▸ Objective:
Select, from the material below, each line with "this" in it.

▸ Records supplied:
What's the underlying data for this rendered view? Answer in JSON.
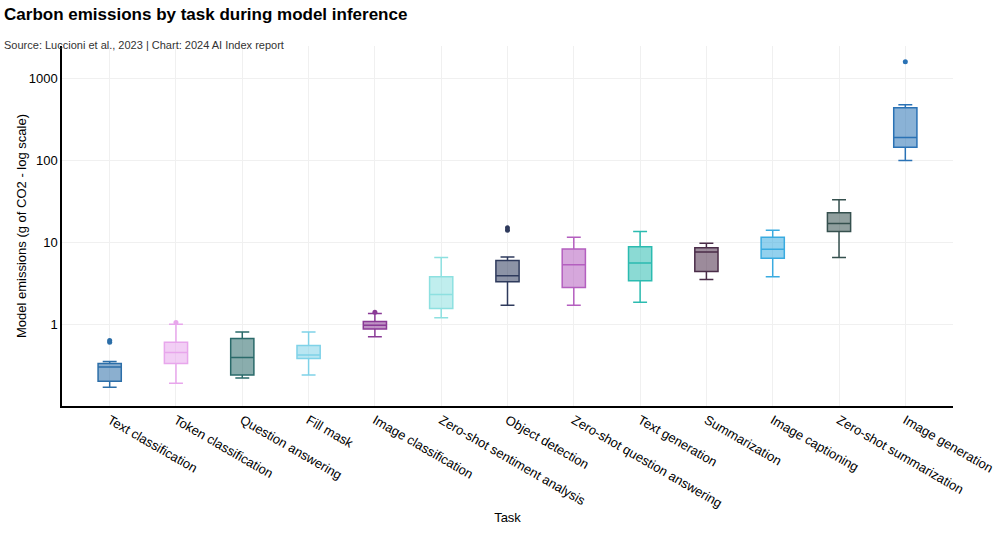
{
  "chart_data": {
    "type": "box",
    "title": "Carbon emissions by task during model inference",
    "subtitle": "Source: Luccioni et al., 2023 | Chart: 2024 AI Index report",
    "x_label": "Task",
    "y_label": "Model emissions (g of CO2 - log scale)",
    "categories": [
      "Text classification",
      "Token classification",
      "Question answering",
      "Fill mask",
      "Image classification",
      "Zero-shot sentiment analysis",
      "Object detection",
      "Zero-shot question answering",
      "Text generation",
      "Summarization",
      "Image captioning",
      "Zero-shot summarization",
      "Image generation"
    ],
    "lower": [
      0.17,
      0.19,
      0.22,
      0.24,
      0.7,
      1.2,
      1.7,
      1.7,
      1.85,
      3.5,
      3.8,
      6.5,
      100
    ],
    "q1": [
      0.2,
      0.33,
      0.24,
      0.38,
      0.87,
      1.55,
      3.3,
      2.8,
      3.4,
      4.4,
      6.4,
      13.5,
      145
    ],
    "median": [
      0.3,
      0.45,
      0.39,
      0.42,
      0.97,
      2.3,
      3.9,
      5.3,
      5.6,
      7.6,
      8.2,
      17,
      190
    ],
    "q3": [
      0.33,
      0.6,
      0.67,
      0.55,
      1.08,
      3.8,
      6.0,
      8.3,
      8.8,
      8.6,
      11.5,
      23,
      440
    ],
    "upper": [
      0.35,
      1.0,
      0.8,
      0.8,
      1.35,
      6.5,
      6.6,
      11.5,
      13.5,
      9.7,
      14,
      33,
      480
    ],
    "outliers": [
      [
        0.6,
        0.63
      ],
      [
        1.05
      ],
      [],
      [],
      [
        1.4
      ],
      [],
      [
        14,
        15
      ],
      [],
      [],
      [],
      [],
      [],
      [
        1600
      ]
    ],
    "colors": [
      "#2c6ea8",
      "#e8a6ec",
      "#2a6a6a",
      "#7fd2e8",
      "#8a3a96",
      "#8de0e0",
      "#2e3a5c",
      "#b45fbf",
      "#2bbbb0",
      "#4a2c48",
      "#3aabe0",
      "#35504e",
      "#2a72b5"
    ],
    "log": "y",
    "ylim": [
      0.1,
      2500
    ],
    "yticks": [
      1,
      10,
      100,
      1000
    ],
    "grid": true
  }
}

* * *

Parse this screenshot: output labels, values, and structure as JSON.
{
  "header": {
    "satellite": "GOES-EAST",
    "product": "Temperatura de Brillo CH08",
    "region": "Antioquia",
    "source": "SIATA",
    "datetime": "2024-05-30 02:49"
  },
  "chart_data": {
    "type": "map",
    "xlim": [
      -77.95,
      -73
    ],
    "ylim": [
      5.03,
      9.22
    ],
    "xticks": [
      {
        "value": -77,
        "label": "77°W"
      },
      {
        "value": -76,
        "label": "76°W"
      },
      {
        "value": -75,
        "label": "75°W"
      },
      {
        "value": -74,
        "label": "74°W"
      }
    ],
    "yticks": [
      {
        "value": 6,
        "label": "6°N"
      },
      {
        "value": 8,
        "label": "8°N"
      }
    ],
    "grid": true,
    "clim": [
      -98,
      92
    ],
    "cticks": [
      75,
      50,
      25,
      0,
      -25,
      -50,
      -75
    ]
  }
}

==

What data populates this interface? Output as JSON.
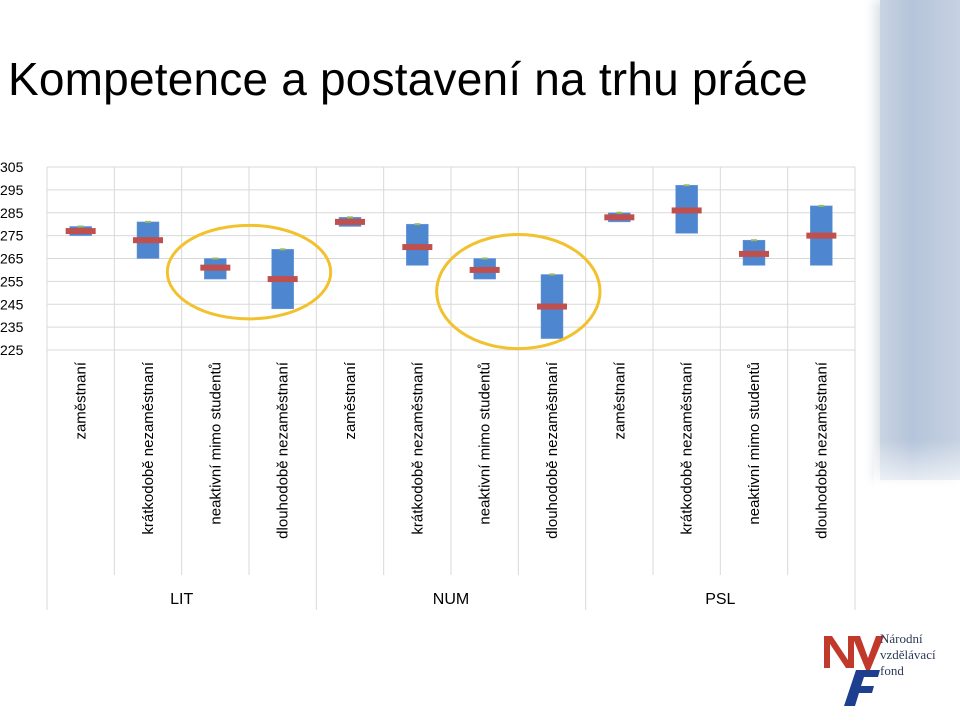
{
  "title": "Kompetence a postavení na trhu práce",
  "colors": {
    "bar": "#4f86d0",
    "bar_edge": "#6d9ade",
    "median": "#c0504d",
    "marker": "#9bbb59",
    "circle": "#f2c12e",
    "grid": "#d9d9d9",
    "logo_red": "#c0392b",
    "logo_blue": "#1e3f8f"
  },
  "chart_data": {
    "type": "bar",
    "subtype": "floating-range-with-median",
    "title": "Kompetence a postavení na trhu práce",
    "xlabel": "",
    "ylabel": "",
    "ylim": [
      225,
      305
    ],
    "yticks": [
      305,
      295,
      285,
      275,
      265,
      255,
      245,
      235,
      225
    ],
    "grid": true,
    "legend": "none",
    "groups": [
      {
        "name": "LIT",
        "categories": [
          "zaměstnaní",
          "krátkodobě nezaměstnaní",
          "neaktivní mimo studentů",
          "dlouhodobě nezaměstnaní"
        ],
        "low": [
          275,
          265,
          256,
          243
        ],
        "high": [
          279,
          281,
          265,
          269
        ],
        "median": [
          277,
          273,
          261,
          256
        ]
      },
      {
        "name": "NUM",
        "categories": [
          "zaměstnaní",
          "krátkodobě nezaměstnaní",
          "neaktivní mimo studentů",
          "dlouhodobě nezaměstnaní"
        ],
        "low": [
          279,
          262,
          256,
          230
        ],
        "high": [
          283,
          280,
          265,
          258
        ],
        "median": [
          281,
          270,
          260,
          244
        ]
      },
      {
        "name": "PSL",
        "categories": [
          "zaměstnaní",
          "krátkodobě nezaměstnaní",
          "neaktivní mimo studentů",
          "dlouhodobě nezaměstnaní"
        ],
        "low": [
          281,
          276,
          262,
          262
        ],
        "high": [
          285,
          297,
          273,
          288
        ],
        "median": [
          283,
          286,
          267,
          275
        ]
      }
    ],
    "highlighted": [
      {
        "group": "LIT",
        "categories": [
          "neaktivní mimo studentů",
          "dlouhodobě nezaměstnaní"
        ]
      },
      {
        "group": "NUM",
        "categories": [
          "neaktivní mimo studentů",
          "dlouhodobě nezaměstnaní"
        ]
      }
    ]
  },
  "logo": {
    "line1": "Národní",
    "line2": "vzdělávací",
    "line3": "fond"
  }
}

▸ Complete answer:
What's the underlying data for this rendered view? Answer in JSON.
Parse this screenshot: output labels, values, and structure as JSON.
What data populates this interface? Output as JSON.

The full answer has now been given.